**SHORT PROBLEM**
Filter the records below for the word "raciocínio". Copy each line that holds it.

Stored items
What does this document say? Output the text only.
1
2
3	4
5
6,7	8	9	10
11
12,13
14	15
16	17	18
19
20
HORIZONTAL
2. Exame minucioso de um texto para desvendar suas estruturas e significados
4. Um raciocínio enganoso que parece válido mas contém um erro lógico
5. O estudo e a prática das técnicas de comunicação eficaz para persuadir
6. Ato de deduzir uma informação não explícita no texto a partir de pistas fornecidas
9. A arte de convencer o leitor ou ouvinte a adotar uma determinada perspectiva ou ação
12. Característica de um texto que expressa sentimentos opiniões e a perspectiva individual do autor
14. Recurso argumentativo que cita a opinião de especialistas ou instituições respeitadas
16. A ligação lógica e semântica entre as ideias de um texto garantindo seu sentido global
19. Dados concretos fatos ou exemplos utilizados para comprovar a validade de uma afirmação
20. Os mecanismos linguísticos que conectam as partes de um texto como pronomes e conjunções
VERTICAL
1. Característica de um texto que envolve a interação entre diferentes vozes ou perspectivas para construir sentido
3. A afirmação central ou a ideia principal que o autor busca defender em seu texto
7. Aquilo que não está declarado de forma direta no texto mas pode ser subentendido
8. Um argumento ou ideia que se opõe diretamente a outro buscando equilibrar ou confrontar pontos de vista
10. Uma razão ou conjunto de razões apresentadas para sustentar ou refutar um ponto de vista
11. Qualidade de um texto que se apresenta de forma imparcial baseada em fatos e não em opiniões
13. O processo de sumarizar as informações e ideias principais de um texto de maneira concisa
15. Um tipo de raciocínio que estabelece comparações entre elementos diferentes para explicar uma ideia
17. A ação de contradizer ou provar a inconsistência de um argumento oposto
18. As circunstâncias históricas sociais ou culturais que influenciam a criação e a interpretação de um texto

**FINISHED ANSWER**
4. Um raciocínio enganoso que parece válido mas contém um erro lógico
15. Um tipo de raciocínio que estabelece comparações entre elementos diferentes para explicar uma ideia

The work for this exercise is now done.